● **REQUIREMENTS**:
In the entries below, find the lines that contain the word "username" and copy them.

(Stored data)
►
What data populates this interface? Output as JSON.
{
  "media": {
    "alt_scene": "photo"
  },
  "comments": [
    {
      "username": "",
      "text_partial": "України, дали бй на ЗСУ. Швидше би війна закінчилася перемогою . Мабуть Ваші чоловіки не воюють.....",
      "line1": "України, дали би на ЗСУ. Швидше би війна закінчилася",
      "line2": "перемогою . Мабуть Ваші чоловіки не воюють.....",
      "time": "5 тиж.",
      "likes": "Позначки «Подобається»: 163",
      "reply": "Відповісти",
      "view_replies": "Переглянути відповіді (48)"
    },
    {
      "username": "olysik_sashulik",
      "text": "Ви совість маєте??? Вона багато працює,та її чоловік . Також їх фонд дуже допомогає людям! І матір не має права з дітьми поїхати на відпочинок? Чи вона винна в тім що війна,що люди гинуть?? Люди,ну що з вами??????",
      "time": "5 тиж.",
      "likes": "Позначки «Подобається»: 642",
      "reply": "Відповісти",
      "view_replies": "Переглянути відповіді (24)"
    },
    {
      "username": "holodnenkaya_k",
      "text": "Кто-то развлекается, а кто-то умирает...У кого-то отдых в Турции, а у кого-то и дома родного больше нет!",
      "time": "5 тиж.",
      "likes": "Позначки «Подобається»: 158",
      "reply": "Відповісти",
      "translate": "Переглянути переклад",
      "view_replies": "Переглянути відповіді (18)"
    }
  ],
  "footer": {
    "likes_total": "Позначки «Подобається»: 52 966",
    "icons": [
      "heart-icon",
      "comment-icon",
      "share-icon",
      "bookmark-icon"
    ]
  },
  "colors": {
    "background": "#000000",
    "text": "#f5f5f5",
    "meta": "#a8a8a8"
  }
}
◄
● **EXPECTED OUTPUT**:
      "username": "",
      "username": "olysik_sashulik",
      "username": "holodnenkaya_k",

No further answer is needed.